• [OBJECTIVE]: Gather from the material every line that contains the string "your".

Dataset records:
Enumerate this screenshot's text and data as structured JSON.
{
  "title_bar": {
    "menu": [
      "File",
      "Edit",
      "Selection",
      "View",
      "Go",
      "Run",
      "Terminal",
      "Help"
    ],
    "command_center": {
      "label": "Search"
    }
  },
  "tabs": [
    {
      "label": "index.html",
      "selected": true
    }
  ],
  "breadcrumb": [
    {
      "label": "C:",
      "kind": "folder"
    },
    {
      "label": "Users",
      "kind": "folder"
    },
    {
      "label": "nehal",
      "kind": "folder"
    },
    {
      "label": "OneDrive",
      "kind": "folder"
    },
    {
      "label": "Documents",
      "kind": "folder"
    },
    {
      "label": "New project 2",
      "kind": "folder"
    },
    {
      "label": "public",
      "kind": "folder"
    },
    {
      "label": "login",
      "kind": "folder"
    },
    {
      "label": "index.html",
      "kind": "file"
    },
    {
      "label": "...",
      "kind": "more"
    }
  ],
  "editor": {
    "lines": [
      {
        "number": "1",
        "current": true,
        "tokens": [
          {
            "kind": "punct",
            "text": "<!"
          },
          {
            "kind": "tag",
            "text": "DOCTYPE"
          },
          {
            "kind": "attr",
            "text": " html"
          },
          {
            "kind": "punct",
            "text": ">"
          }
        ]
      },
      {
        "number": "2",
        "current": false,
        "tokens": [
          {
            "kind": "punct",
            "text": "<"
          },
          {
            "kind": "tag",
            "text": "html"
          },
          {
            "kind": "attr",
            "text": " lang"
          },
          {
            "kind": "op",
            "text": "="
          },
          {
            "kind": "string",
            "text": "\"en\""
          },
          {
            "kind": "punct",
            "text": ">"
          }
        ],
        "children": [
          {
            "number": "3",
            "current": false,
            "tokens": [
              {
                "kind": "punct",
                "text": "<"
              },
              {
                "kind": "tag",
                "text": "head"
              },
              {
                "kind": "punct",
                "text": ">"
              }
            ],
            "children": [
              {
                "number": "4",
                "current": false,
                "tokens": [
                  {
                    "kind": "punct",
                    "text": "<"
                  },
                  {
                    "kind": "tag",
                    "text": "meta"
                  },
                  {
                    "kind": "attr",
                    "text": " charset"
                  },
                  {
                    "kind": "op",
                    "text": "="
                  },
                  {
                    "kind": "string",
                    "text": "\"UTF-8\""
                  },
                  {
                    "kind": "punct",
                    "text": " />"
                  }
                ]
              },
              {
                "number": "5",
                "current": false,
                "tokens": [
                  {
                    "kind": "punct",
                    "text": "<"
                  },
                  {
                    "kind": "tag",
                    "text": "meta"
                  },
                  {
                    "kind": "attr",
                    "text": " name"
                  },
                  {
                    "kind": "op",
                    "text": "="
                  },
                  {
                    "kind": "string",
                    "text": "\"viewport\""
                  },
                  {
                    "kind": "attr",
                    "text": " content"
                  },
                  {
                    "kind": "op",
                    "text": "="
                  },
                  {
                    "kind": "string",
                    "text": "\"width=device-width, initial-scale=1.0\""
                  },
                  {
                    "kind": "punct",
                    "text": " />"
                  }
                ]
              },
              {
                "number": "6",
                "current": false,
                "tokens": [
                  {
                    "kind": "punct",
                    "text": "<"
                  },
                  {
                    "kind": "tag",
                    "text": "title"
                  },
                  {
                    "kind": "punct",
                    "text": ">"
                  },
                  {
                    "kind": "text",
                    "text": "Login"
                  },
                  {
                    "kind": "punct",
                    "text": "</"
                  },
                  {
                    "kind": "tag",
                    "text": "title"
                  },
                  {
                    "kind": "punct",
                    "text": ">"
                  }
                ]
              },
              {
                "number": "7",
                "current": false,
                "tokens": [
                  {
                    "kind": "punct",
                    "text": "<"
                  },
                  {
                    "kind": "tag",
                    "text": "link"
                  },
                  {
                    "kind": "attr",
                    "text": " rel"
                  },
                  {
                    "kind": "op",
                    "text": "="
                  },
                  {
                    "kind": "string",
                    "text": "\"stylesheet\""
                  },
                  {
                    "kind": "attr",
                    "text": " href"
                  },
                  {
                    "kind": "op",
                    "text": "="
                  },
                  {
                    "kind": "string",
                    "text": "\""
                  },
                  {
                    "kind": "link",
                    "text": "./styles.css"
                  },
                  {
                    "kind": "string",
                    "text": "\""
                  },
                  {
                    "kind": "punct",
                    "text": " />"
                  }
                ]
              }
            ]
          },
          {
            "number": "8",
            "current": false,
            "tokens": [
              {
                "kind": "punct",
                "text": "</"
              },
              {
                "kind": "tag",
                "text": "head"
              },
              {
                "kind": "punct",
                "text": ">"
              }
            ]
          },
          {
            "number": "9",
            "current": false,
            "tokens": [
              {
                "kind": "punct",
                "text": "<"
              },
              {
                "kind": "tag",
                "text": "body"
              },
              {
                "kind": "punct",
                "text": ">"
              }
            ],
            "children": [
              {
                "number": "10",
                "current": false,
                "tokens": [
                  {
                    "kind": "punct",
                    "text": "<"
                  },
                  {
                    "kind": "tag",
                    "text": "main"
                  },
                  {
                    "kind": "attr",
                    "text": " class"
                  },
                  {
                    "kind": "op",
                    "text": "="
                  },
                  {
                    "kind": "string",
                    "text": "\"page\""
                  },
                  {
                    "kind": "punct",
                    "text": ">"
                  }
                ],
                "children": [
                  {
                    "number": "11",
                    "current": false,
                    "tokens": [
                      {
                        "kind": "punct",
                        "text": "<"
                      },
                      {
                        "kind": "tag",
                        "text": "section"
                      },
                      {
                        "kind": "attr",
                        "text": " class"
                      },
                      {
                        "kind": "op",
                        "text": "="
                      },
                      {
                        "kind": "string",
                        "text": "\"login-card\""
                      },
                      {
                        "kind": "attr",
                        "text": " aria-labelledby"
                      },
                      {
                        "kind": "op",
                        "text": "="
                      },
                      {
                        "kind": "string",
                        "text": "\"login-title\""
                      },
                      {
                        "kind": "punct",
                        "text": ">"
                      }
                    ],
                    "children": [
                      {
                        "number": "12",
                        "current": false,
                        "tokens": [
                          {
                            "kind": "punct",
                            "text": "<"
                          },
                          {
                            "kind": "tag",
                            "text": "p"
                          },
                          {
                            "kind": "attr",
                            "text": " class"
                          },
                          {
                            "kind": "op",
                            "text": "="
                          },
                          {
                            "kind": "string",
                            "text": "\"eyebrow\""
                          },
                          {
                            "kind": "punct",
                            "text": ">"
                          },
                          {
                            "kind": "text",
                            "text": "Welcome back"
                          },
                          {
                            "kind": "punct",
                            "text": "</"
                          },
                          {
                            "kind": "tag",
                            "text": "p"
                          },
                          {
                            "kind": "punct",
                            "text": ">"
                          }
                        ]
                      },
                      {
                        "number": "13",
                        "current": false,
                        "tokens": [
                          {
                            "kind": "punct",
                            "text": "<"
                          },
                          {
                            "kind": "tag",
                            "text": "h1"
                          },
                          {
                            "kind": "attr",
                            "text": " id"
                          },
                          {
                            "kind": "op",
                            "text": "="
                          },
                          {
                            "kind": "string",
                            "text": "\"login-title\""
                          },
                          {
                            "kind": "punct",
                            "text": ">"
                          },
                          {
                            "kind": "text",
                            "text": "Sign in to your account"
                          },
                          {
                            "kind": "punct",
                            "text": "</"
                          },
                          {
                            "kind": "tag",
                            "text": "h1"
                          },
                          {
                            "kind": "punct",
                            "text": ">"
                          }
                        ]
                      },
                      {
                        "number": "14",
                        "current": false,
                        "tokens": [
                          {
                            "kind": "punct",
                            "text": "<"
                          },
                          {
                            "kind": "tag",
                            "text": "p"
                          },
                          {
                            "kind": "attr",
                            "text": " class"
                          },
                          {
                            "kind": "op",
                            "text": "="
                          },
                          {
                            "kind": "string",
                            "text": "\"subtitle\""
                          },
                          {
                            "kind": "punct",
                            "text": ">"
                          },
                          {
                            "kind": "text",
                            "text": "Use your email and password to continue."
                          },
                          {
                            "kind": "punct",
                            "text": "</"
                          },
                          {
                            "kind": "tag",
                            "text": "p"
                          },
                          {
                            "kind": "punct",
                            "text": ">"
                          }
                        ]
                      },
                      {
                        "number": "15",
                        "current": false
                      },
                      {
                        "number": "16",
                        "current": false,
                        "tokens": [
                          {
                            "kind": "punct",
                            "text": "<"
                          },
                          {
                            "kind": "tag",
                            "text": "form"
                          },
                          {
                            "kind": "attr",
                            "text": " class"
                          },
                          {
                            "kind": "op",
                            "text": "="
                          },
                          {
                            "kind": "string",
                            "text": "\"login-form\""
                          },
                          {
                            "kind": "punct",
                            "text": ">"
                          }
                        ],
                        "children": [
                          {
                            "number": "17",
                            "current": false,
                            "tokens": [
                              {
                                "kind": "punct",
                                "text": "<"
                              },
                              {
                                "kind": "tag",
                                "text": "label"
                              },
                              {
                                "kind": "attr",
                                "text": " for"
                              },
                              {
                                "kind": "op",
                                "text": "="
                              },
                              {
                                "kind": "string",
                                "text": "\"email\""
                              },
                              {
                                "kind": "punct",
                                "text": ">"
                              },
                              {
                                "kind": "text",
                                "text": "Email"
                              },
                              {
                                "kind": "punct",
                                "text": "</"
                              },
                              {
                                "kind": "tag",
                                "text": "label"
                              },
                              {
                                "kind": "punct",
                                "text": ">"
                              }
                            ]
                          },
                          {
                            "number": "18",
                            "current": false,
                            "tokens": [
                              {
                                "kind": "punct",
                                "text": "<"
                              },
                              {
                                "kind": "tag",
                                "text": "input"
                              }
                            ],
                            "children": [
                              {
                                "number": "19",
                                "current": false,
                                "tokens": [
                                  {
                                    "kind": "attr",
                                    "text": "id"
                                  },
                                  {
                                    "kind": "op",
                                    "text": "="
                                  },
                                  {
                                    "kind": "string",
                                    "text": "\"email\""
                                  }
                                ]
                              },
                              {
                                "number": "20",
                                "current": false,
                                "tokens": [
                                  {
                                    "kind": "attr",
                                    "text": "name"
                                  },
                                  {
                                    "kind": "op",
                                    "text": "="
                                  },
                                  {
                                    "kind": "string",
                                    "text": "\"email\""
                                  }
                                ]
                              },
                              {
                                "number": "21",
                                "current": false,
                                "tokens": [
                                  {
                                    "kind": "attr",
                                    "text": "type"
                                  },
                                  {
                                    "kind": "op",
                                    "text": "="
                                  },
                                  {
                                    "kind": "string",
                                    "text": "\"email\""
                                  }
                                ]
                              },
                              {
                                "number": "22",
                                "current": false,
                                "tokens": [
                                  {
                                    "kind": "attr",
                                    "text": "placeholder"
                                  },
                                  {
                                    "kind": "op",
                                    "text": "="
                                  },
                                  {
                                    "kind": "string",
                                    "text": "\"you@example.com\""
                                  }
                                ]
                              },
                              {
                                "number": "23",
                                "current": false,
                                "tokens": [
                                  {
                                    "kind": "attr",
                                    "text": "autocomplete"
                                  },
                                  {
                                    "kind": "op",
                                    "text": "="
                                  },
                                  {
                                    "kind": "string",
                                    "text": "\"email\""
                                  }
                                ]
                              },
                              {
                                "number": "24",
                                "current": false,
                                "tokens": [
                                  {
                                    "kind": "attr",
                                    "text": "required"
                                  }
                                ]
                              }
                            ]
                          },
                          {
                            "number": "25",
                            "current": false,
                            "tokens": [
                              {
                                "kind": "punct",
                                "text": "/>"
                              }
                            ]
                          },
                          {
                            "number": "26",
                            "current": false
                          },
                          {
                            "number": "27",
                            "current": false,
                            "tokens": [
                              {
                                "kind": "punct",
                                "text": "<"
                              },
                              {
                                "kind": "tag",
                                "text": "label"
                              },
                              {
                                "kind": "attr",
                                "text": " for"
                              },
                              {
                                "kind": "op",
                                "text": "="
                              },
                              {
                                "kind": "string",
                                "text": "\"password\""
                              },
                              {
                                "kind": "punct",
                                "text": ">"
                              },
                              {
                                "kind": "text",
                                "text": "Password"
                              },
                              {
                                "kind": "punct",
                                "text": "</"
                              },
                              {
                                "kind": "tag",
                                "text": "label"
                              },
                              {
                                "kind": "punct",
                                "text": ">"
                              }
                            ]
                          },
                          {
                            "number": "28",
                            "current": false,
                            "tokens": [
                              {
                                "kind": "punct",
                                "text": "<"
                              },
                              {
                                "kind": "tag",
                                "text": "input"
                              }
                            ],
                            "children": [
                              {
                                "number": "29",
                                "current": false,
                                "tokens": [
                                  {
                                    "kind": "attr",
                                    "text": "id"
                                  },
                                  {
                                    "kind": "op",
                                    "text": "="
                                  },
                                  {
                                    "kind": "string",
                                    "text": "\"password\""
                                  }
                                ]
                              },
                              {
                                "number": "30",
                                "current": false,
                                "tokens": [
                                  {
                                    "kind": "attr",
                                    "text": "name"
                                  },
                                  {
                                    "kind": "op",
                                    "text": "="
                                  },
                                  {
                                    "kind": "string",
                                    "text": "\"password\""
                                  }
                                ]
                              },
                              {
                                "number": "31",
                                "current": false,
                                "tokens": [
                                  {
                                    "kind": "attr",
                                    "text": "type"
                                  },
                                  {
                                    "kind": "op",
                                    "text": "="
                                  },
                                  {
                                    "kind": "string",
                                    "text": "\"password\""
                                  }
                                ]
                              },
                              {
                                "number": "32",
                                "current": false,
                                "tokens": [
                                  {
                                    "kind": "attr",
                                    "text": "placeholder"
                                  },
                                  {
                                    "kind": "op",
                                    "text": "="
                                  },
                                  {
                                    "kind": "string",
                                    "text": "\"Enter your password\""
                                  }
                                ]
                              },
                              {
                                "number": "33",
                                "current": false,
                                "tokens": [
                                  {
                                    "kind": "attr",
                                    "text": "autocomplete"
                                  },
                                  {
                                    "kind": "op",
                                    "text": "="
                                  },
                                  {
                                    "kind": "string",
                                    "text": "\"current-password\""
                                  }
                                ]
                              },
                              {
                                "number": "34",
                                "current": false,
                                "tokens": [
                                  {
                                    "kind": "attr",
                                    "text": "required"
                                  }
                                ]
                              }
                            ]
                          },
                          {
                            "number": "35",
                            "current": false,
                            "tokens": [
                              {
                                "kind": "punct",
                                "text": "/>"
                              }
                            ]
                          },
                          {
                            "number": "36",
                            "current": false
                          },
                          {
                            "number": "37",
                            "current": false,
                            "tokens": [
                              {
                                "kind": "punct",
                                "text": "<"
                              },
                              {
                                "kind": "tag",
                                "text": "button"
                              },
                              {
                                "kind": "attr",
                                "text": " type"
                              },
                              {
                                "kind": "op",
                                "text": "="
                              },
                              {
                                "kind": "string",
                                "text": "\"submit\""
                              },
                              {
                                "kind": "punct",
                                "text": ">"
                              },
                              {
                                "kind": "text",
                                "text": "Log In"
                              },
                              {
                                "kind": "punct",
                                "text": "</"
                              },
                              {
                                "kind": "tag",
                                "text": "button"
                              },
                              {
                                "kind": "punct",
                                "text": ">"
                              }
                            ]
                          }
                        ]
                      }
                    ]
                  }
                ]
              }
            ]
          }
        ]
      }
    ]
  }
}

• [THE OUTPUT]:
                            "text": "Sign in to your account"
                            "text": "Use your email and password to continue."
                                    "text": "\"Enter your password\""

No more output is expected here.